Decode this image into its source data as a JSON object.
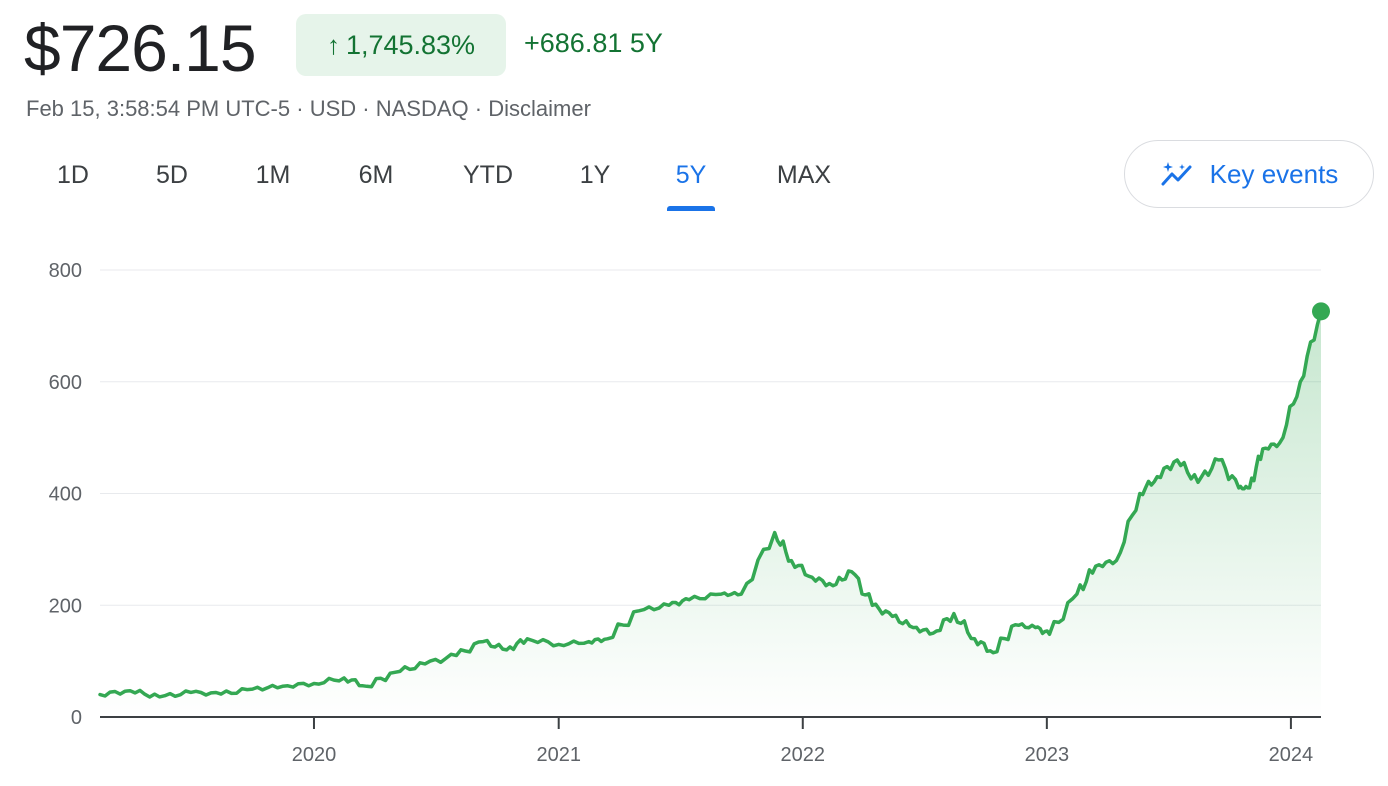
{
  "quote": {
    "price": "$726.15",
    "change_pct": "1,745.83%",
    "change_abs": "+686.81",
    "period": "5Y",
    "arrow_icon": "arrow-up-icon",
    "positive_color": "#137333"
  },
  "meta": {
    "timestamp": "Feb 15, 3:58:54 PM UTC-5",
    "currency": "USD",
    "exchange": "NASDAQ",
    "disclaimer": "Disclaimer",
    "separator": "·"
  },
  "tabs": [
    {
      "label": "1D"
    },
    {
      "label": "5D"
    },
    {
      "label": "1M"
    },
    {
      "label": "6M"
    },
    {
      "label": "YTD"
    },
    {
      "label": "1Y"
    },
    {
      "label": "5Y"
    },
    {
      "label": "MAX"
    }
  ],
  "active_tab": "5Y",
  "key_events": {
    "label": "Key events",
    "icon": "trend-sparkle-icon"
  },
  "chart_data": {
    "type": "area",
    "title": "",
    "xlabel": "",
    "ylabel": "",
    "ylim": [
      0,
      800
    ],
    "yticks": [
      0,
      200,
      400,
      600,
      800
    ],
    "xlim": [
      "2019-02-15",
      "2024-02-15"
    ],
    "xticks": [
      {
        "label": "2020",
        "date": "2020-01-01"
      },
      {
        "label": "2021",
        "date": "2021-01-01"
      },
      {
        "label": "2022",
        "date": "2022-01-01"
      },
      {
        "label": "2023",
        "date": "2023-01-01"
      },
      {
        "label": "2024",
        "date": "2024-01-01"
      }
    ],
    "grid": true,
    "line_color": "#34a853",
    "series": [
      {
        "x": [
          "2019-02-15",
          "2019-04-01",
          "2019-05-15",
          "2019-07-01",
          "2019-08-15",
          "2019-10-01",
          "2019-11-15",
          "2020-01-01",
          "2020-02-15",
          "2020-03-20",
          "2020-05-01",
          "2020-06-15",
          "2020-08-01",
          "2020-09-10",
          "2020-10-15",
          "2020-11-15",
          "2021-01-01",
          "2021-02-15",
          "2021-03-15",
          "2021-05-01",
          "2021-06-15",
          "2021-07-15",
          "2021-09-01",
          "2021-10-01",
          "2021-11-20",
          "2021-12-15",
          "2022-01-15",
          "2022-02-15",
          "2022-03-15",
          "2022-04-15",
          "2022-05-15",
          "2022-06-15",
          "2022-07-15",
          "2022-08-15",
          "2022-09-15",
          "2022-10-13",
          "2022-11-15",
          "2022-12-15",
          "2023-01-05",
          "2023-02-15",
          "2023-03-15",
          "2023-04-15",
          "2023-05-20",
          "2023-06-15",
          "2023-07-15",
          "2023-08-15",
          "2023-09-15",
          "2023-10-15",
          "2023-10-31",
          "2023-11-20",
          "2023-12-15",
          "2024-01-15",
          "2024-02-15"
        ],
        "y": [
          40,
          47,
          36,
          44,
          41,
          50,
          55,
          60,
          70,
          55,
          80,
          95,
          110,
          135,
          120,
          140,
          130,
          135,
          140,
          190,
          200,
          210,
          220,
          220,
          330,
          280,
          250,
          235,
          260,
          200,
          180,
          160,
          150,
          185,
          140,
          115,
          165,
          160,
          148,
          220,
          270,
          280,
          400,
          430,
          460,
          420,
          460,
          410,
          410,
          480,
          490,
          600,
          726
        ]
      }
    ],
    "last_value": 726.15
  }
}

==

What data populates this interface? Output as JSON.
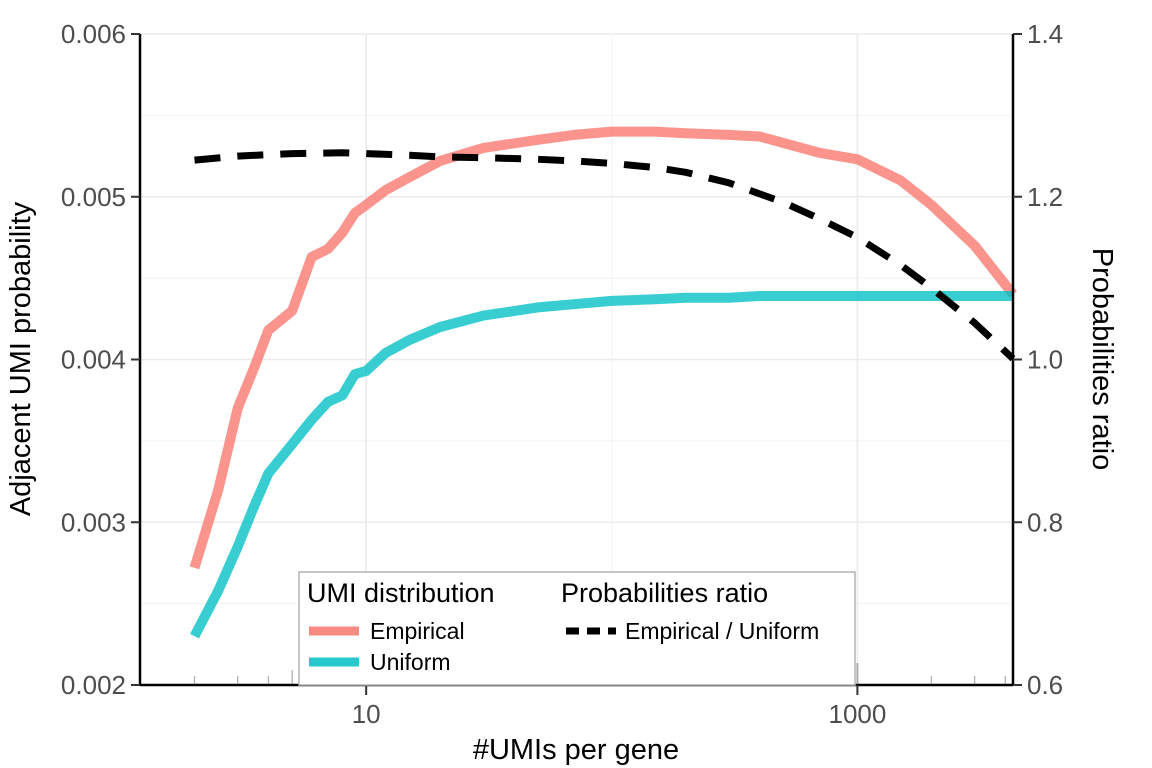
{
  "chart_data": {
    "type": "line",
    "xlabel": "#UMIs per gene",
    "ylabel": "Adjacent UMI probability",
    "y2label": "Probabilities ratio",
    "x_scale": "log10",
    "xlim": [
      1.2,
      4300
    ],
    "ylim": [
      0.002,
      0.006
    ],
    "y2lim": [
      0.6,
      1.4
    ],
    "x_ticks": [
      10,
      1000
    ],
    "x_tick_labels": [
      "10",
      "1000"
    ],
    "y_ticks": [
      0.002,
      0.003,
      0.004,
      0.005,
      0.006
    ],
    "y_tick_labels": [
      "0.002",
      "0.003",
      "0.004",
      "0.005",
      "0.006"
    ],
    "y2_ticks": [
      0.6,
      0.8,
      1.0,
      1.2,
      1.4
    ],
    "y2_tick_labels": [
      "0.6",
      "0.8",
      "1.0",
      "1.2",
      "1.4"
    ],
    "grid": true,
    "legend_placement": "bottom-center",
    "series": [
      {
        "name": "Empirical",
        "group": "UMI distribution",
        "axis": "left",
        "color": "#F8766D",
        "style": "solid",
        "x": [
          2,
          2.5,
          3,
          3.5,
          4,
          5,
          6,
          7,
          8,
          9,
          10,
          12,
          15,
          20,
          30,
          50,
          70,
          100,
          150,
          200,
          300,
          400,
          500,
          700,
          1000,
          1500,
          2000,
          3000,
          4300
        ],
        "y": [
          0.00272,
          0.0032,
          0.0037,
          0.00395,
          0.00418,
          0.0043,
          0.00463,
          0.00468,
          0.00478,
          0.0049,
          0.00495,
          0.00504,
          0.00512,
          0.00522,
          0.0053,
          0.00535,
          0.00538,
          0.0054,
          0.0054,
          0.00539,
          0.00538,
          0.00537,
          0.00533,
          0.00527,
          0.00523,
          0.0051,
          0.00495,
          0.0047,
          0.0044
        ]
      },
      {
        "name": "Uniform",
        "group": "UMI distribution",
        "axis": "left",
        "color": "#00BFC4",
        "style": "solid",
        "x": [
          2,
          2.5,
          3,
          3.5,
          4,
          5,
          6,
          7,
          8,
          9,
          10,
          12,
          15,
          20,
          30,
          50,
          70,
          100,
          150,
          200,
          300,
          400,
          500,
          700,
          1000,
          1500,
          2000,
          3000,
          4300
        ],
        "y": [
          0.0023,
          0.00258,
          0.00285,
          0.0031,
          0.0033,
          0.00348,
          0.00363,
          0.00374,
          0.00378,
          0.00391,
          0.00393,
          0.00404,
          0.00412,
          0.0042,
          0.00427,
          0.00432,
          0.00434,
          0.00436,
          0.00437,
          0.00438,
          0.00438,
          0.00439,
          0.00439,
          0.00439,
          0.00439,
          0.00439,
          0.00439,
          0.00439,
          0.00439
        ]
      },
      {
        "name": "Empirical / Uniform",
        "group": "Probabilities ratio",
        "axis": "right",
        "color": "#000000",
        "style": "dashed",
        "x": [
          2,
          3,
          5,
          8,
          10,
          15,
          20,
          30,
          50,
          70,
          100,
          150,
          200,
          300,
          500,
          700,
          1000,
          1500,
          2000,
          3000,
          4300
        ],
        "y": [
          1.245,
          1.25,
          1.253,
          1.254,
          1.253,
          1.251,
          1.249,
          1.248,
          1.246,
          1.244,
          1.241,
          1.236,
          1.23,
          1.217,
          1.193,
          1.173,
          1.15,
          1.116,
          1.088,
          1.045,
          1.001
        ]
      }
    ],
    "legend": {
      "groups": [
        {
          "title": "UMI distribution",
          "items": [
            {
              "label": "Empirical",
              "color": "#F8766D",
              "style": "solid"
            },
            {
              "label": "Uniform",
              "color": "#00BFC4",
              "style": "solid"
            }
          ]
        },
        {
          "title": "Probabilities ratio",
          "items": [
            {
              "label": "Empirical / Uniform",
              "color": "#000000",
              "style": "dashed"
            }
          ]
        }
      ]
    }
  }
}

*Directive*. Copy all lines in the listing above where the string "Uniform" appears.

*Full answer*.
        "name": "Uniform",
        "name": "Empirical / Uniform",
              "label": "Uniform",
              "label": "Empirical / Uniform",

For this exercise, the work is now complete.